== What you will do ==
Print the listing in its entirety and exactly, leaving out images.
** Start Given records **
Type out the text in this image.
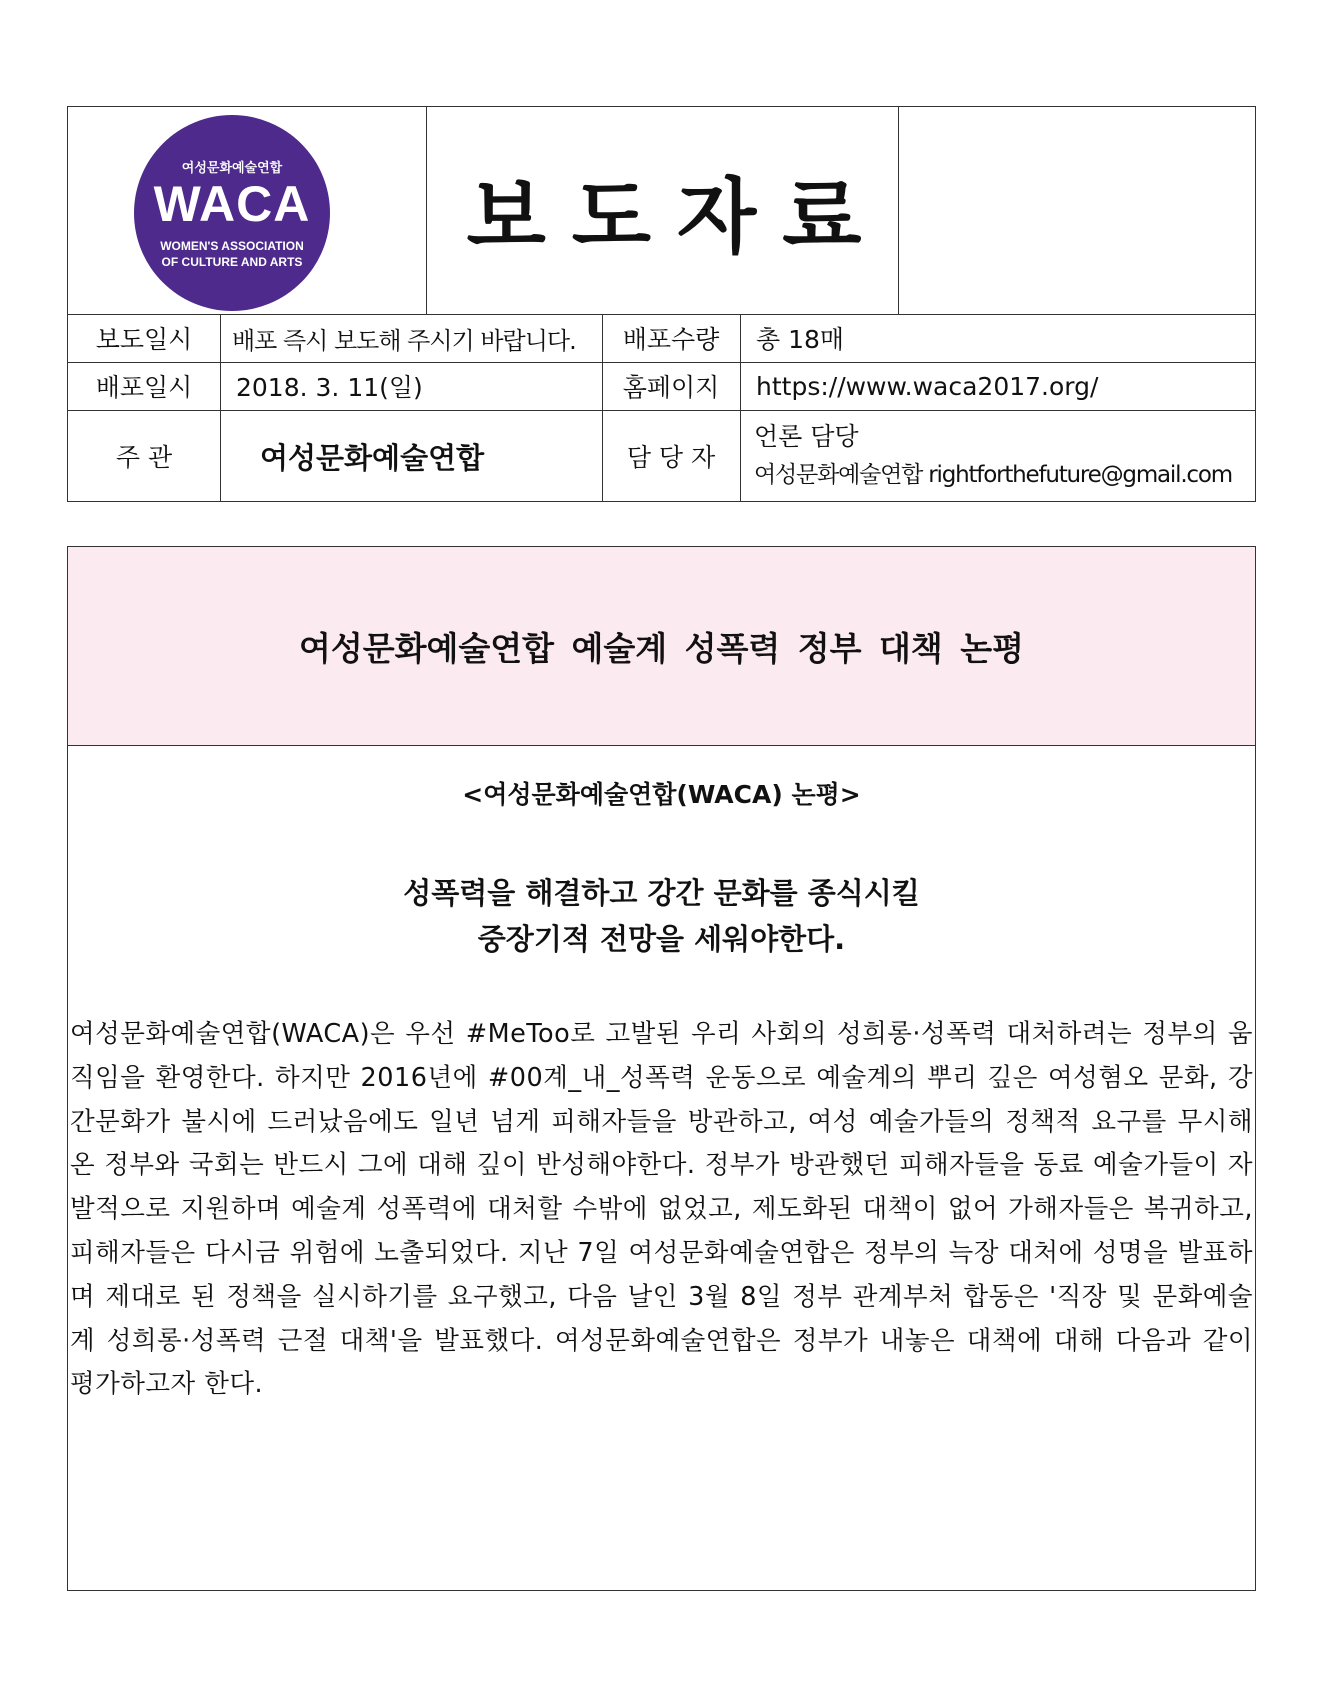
여성문화예술연합
WACA
WOMEN'S ASSOCIATION
OF CULTURE AND ARTS	보도자료
보도일시	배포 즉시 보도해 주시기 바랍니다.	배포수량	총 18매
배포일시	2018. 3. 11(일)	홈페이지	https://www.waca2017.org/
주 관	여성문화예술연합	담 당 자
언론 담당
여성문화예술연합 rightforthefuture@gmail.com
여성문화예술연합 예술계 성폭력 정부 대책 논평
<여성문화예술연합(WACA) 논평>
성폭력을 해결하고 강간 문화를 종식시킬
중장기적 전망을 세워야한다.
여성문화예술연합(WACA)은 우선 #MeToo로 고발된 우리 사회의 성희롱·성폭력 대처하려는 정부의 움직임을 환영한다. 하지만 2016년에 #00계_내_성폭력 운동으로 예술계의 뿌리 깊은 여성혐오 문화, 강간문화가 불시에 드러났음에도 일년 넘게 피해자들을 방관하고, 여성 예술가들의 정책적 요구를 무시해온 정부와 국회는 반드시 그에 대해 깊이 반성해야한다. 정부가 방관했던 피해자들을 동료 예술가들이 자발적으로 지원하며 예술계 성폭력에 대처할 수밖에 없었고, 제도화된 대책이 없어 가해자들은 복귀하고, 피해자들은 다시금 위험에 노출되었다. 지난 7일 여성문화예술연합은 정부의 늑장 대처에 성명을 발표하며 제대로 된 정책을 실시하기를 요구했고, 다음 날인 3월 8일 정부 관계부처 합동은 '직장 및 문화예술계 성희롱·성폭력 근절 대책'을 발표했다. 여성문화예술연합은 정부가 내놓은 대책에 대해 다음과 같이 평가하고자 한다.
** End Given records **
== Result of this task ==
Type out the text in this image.
여성문화예술연합
WACA
WOMEN'S ASSOCIATION
OF CULTURE AND ARTS	보도자료
보도일시	배포 즉시 보도해 주시기 바랍니다.	배포수량	총 18매
배포일시	2018. 3. 11(일)	홈페이지	https://www.waca2017.org/
주 관	여성문화예술연합	담 당 자
언론 담당
여성문화예술연합 rightforthefuture@gmail.com
여성문화예술연합 예술계 성폭력 정부 대책 논평
<여성문화예술연합(WACA) 논평>
성폭력을 해결하고 강간 문화를 종식시킬
중장기적 전망을 세워야한다.
여성문화예술연합(WACA)은 우선 #MeToo로 고발된 우리 사회의 성희롱·성폭력 대처하려는 정부의 움직임을 환영한다. 하지만 2016년에 #00계_내_성폭력 운동으로 예술계의 뿌리 깊은 여성혐오 문화, 강간문화가 불시에 드러났음에도 일년 넘게 피해자들을 방관하고, 여성 예술가들의 정책적 요구를 무시해온 정부와 국회는 반드시 그에 대해 깊이 반성해야한다. 정부가 방관했던 피해자들을 동료 예술가들이 자발적으로 지원하며 예술계 성폭력에 대처할 수밖에 없었고, 제도화된 대책이 없어 가해자들은 복귀하고, 피해자들은 다시금 위험에 노출되었다. 지난 7일 여성문화예술연합은 정부의 늑장 대처에 성명을 발표하며 제대로 된 정책을 실시하기를 요구했고, 다음 날인 3월 8일 정부 관계부처 합동은 '직장 및 문화예술계 성희롱·성폭력 근절 대책'을 발표했다. 여성문화예술연합은 정부가 내놓은 대책에 대해 다음과 같이 평가하고자 한다.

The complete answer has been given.